**EXERCISE:** Would you transcribe the listing that follows, character for character, and omit its images?

**SUPPLIED MATERIAL:**
··········

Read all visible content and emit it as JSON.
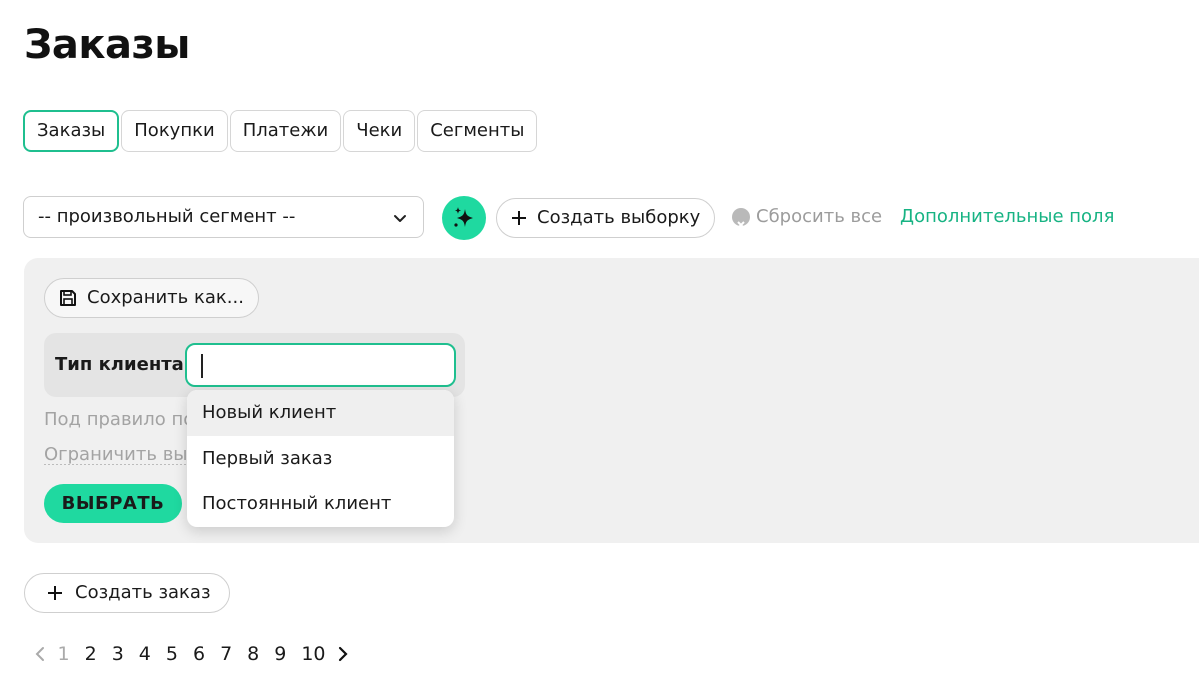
{
  "page": {
    "title": "Заказы"
  },
  "tabs": [
    {
      "label": "Заказы",
      "active": true
    },
    {
      "label": "Покупки"
    },
    {
      "label": "Платежи"
    },
    {
      "label": "Чеки"
    },
    {
      "label": "Сегменты"
    }
  ],
  "toolbar": {
    "segment_value": "-- произвольный сегмент --",
    "segment_icon": "chevron-down-icon",
    "magic_icon": "sparkles-icon",
    "create_sample_label": "Создать выборку",
    "reset_all_label": "Сбросить все",
    "extra_fields_label": "Дополнительные поля"
  },
  "filter": {
    "save_as_label": "Сохранить как...",
    "rule_label": "Тип клиента",
    "rule_value": "",
    "rule_hint": "Под правило подходит",
    "limit_link": "Ограничить выборку",
    "choose_label": "ВЫБРАТЬ",
    "dropdown_options": [
      "Новый клиент",
      "Первый заказ",
      "Постоянный клиент"
    ]
  },
  "actions": {
    "create_order_label": "Создать заказ"
  },
  "pagination": {
    "current": 1,
    "pages": [
      "1",
      "2",
      "3",
      "4",
      "5",
      "6",
      "7",
      "8",
      "9",
      "10"
    ]
  },
  "colors": {
    "accent": "#1fd9a0",
    "accent_border": "#1fbf8f",
    "link": "#17b383",
    "panel_bg": "#f0f0f0"
  }
}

··········

**EXERCISE OUTPUT:**
Read all visible content and emit it as JSON.
{
  "page": {
    "title": "Заказы"
  },
  "tabs": [
    {
      "label": "Заказы",
      "active": true
    },
    {
      "label": "Покупки"
    },
    {
      "label": "Платежи"
    },
    {
      "label": "Чеки"
    },
    {
      "label": "Сегменты"
    }
  ],
  "toolbar": {
    "segment_value": "-- произвольный сегмент --",
    "segment_icon": "chevron-down-icon",
    "magic_icon": "sparkles-icon",
    "create_sample_label": "Создать выборку",
    "reset_all_label": "Сбросить все",
    "extra_fields_label": "Дополнительные поля"
  },
  "filter": {
    "save_as_label": "Сохранить как...",
    "rule_label": "Тип клиента",
    "rule_value": "",
    "rule_hint": "Под правило подходит",
    "limit_link": "Ограничить выборку",
    "choose_label": "ВЫБРАТЬ",
    "dropdown_options": [
      "Новый клиент",
      "Первый заказ",
      "Постоянный клиент"
    ]
  },
  "actions": {
    "create_order_label": "Создать заказ"
  },
  "pagination": {
    "current": 1,
    "pages": [
      "1",
      "2",
      "3",
      "4",
      "5",
      "6",
      "7",
      "8",
      "9",
      "10"
    ]
  },
  "colors": {
    "accent": "#1fd9a0",
    "accent_border": "#1fbf8f",
    "link": "#17b383",
    "panel_bg": "#f0f0f0"
  }
}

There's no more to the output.